Problem to solve: Identify the lines that contain the string "minute", then copy each of them.

-- Start of Data rows --

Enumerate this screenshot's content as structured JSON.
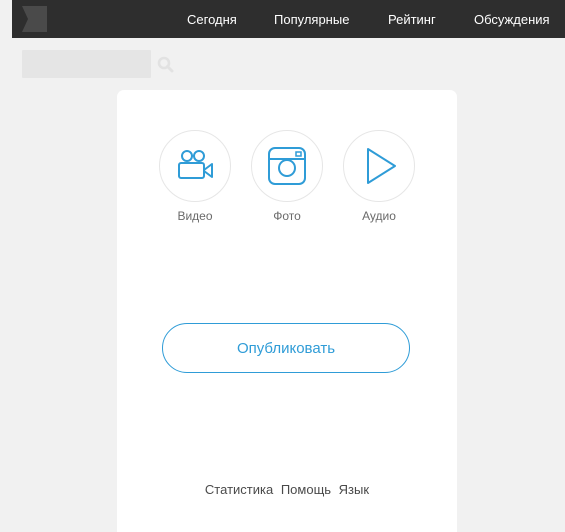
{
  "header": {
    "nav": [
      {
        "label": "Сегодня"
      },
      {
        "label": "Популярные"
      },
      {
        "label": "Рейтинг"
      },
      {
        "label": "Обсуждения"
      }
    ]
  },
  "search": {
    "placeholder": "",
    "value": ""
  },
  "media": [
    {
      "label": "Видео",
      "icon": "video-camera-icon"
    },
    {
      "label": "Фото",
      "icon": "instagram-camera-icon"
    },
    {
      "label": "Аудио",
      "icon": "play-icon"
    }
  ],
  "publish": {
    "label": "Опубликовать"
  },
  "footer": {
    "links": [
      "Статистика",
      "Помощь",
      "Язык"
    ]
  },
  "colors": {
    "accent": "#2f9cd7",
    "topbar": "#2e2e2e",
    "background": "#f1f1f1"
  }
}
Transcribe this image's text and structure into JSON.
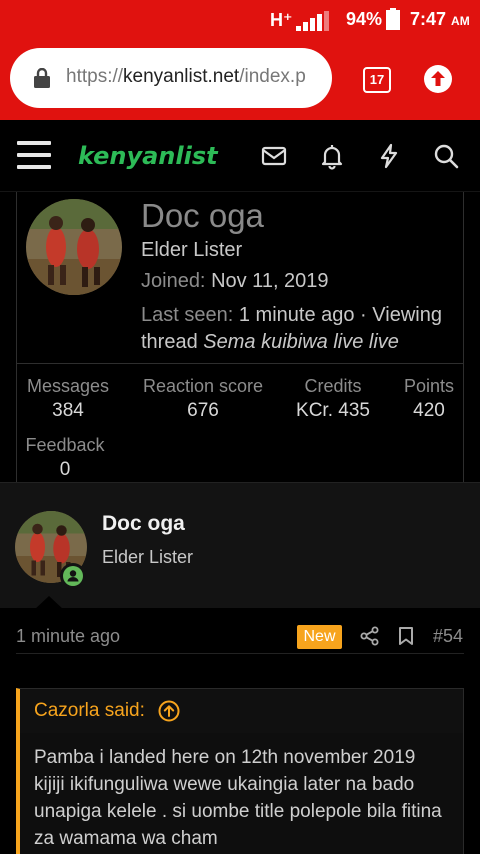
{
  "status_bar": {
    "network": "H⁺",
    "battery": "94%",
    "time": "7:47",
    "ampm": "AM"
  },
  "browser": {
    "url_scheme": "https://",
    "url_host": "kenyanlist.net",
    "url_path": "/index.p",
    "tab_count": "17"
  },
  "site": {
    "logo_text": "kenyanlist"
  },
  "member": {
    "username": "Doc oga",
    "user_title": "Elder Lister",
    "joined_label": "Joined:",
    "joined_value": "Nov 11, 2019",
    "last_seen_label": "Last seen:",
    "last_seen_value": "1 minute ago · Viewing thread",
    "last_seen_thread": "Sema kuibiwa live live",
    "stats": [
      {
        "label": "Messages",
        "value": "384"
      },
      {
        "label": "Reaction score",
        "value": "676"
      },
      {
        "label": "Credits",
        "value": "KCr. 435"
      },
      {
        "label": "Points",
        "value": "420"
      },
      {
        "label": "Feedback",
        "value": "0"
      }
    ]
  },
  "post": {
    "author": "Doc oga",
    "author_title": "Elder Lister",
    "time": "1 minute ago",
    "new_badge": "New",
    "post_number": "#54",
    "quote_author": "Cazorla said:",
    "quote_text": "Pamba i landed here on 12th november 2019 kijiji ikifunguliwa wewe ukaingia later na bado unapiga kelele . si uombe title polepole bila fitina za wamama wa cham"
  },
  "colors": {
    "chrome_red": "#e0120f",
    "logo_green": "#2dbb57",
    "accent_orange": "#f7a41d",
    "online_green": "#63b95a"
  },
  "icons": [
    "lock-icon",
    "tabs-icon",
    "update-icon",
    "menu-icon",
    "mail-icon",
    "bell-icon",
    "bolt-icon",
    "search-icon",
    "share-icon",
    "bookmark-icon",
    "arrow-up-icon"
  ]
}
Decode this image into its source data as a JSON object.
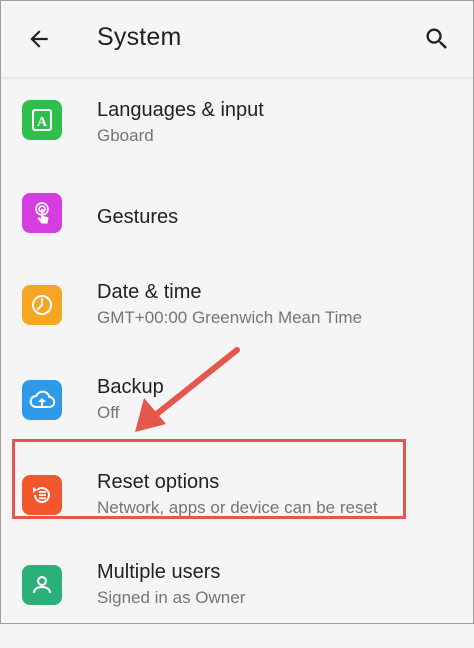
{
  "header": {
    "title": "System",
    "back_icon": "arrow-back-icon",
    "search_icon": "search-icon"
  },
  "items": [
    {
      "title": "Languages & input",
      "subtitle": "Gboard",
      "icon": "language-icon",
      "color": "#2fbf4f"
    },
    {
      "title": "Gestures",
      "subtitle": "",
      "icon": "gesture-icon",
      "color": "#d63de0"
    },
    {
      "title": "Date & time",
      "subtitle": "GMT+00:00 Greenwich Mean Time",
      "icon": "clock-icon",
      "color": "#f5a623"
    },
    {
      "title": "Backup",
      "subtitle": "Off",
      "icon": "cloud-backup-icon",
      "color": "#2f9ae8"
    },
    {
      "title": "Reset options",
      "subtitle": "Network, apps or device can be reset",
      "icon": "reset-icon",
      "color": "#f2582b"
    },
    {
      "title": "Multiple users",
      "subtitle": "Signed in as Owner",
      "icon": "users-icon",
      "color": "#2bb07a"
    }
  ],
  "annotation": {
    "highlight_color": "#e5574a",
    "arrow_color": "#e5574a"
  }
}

-- End of Data rows --
-- Start of Data rows --

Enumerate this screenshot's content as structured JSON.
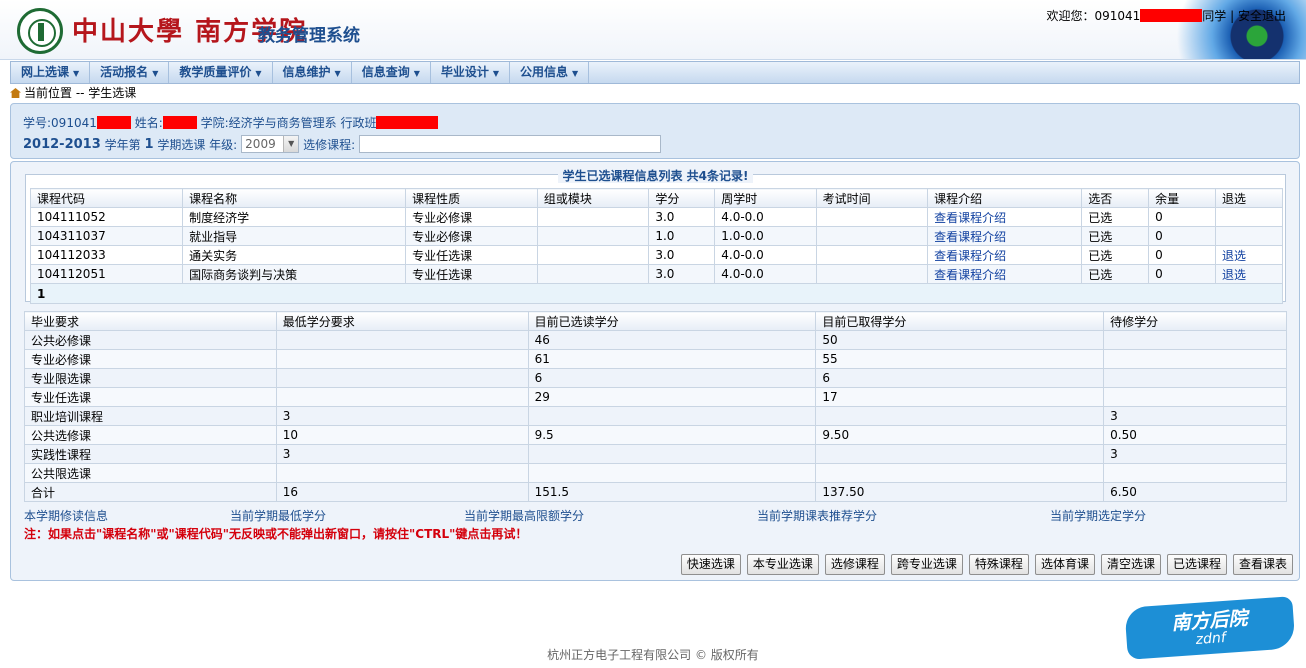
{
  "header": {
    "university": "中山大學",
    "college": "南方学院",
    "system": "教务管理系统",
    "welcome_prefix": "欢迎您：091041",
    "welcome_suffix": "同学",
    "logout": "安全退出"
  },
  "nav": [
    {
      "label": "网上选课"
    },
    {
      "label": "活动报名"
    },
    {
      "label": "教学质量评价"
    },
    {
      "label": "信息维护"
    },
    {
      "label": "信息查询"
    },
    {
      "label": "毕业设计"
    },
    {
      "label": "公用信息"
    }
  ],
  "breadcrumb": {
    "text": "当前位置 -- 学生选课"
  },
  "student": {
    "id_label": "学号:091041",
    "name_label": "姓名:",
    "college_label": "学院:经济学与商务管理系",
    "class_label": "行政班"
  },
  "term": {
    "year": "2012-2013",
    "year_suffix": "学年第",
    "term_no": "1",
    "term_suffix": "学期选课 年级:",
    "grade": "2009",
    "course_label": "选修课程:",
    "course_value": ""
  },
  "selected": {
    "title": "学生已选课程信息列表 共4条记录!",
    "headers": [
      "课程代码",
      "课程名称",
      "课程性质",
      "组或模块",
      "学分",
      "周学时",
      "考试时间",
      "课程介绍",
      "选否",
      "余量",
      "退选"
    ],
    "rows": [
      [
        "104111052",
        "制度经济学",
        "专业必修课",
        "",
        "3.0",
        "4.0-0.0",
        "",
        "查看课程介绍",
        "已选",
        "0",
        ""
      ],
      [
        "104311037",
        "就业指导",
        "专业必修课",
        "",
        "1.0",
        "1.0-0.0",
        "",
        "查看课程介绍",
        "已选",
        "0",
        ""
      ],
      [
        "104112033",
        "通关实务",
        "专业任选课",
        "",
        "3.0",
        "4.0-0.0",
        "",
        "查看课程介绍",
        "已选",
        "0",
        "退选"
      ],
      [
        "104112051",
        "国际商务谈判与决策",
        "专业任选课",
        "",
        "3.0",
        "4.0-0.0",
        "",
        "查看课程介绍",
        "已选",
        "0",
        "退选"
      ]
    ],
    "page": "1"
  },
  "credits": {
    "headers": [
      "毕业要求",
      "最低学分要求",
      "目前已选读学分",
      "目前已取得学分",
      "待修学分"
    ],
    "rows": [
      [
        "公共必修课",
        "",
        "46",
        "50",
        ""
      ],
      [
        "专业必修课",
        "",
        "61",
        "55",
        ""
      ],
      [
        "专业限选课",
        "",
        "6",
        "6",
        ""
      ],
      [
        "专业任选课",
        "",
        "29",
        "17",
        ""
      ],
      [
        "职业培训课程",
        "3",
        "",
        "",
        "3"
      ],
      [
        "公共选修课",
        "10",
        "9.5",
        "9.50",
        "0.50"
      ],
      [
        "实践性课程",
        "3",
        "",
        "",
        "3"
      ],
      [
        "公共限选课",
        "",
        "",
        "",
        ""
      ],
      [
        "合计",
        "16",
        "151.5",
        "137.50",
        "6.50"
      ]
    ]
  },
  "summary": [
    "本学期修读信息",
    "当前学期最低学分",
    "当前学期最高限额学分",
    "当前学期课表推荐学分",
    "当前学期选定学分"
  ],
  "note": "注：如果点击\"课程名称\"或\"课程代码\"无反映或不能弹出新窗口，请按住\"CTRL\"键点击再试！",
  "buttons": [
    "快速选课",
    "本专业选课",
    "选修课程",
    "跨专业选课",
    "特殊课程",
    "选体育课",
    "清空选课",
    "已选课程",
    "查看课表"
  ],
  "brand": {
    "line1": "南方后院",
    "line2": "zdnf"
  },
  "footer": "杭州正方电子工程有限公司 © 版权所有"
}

-- End of Data rows --
-- Start of Data rows --

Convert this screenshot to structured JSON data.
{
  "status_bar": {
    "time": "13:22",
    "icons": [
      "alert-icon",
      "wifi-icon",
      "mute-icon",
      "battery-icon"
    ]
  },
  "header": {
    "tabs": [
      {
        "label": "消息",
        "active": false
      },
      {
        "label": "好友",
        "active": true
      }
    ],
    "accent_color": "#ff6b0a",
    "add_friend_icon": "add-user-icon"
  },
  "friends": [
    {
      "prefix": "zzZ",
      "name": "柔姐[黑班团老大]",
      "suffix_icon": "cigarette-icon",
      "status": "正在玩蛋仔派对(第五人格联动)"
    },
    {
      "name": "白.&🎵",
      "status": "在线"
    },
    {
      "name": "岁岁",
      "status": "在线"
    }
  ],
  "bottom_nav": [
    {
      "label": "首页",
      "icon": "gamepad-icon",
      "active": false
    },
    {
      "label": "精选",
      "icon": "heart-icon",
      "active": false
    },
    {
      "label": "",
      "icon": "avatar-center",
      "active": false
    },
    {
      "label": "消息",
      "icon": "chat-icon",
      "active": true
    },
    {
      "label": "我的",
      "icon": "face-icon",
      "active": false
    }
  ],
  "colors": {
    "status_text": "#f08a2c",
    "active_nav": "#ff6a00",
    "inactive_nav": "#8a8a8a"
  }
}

-- End of Data rows --

Full solution:
    "last_seen_value": "1 minute ago · Viewing thread",
    "time": "1 minute ago",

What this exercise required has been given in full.